• _DOCUMENT PASSAGE_
┄┄┄┄┄┄

- serves 6
- prep time 20 minutes
Ingredients
Ingredients | |
---|---|
1 1/2 cups | Greek or Coconut Yoghurt |
1/2 cup | Frozen Raspberries |
1/2 cup | Freeze Dried Raspberries (or add more frozen) |
1-2 scoops | Macro Mike Vanilla Buttercream Almond Protein |
1 can | Full Fat Coconut Milk (use the solid cream + 1/4 cup milk chilled for an hour) |
3-4 tbsp | Maple Syrup or Honey |
Coating | |
---|---|
1 1/2 cups | White Chocolate Chips |
1 tbsp | Coconut Oil |
1/2 bag | Shortbread or your favourite Cookie |
Macros
per serving
- protein 14g
- fat 31g
- carbs 54g
- calories 538
Recipe by: @danishealthyeats
WOW—these Raspberry White Choc Frozen Yoghurt Pops have totally stolen our hearts! 💗☀️ Packed with protein and full of Summer vibes, they’re the ultimate refreshing treat! ⛱️💪🔥
Steps
-
Blend all yogurt pop ingredients until smooth.
-
Scoop the coconut cream from the can and add 1/4 cup of the liquid milk. Adjust sweetness to taste.
-
Pour into popsicle moulds and freeze 3–4 hours or overnight until completely firm.
-
To coat, melt chocolate and coconut oil in the microwave (30-second bursts) or using a double boiler. Stir in crushed cookies.
- Dip each frozen pop, then place on parchment or back into the mould (handle-side down) to set. Freeze again until chocolate hardens.
- Let sit for 10 minutes before eating for the creamiest texture! Enjoy!

┄┄┄┄┄┄

• _DATASET ENTRIES_
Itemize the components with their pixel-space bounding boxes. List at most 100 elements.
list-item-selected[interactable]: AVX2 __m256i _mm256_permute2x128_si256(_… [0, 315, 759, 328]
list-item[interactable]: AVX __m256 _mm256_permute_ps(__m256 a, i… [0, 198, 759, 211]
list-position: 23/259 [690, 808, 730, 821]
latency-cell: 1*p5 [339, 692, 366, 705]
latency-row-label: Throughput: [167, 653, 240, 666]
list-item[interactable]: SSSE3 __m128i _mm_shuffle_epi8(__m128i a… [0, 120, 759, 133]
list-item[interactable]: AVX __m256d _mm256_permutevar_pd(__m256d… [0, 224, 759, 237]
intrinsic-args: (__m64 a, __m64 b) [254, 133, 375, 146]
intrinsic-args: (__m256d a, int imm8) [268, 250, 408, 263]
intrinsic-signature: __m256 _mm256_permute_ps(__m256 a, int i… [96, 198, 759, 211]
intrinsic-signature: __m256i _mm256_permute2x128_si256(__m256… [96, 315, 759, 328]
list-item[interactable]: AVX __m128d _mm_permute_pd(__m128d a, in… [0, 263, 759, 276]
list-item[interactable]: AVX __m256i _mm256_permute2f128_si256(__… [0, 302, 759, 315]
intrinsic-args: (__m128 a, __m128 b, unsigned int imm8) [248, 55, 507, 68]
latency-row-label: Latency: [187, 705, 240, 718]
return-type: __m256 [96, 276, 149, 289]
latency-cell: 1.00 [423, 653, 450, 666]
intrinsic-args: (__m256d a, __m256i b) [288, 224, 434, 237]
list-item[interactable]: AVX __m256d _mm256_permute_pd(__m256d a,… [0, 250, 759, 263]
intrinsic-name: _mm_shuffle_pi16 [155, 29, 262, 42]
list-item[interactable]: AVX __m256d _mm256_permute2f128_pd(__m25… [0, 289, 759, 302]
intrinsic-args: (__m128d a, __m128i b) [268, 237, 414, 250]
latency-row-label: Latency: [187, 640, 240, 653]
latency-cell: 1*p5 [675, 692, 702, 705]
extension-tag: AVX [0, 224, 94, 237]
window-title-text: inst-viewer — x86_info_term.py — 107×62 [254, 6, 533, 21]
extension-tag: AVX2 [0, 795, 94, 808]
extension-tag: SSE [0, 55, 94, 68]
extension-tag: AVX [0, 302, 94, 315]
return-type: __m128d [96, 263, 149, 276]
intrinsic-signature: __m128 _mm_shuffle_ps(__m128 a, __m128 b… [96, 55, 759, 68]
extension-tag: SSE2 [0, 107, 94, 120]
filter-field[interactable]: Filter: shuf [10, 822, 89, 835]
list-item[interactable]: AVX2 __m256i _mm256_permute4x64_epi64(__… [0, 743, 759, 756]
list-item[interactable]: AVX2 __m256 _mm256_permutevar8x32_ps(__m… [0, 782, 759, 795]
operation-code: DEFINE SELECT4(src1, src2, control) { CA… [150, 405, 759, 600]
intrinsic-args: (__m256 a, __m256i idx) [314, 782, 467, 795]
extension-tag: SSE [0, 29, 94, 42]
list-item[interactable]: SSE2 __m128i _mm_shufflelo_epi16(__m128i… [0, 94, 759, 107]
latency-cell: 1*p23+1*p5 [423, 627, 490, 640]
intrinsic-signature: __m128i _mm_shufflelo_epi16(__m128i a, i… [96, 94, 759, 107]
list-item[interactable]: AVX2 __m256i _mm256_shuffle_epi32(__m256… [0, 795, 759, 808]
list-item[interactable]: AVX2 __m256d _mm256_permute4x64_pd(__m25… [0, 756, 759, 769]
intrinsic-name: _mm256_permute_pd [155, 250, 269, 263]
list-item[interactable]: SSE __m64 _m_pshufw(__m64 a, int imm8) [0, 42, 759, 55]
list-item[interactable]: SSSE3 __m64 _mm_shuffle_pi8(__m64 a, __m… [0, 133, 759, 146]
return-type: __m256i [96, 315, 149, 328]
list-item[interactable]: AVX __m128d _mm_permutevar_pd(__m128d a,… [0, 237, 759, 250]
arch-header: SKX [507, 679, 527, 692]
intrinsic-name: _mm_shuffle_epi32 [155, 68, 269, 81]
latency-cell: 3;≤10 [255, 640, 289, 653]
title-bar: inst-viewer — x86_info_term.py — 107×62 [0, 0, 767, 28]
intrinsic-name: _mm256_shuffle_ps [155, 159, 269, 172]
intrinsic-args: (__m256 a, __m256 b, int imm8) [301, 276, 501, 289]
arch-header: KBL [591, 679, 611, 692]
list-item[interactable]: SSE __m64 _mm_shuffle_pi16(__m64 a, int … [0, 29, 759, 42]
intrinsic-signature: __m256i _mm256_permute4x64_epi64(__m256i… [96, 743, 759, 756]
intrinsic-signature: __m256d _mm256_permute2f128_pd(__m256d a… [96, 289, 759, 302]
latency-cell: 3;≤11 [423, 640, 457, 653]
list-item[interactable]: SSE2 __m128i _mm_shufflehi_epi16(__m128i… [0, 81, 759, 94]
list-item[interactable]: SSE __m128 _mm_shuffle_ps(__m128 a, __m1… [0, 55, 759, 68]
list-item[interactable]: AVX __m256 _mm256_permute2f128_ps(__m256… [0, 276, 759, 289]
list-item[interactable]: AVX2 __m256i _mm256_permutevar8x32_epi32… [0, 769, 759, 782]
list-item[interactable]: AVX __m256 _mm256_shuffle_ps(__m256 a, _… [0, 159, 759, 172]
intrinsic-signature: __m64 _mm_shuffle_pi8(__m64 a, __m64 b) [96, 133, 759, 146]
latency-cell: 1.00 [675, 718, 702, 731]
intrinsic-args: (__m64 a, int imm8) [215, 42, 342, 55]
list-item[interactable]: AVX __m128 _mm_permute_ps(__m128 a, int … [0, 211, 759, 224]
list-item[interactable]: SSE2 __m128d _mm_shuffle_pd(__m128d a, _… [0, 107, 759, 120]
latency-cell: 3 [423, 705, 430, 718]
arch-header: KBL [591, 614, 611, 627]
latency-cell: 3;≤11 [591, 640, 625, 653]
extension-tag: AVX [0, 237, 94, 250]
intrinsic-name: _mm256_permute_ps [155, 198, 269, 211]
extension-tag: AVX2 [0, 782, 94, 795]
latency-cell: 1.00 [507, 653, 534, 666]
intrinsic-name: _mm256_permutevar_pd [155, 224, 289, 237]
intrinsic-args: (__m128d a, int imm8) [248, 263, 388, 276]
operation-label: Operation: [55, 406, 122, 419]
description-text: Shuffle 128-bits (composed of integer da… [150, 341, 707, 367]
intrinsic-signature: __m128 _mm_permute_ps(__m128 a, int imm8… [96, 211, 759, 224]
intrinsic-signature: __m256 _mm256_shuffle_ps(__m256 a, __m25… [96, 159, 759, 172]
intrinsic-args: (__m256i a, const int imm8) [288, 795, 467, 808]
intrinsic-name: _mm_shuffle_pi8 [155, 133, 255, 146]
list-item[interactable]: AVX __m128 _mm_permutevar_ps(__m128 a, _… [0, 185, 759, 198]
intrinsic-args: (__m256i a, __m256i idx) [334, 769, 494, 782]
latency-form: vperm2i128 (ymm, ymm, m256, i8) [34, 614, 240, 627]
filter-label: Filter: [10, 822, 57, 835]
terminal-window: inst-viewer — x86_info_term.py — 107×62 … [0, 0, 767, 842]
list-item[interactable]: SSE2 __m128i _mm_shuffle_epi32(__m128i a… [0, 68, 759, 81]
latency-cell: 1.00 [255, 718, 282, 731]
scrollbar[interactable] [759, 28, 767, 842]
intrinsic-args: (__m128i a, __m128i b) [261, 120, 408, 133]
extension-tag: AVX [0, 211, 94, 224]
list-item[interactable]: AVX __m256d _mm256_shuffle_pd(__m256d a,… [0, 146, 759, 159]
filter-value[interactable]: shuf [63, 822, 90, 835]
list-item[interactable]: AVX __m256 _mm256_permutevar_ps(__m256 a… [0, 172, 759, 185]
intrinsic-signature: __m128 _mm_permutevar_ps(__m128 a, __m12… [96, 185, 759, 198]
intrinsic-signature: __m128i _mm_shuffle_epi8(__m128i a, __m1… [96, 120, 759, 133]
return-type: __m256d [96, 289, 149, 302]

┄┄┄┄┄┄

• _YOUR INSTRUCTIONS_
In the frozen yogurt pop recipe, how would you rewrite the step beginning "To coat, melt chocolate" as a short list, keeping its main facts?

• _SOLUTION TO THE PROBLEM_
- Melt the chocolate and coconut oil in the microwave in 30-second bursts, or in a double boiler.
- Stir in crushed cookies.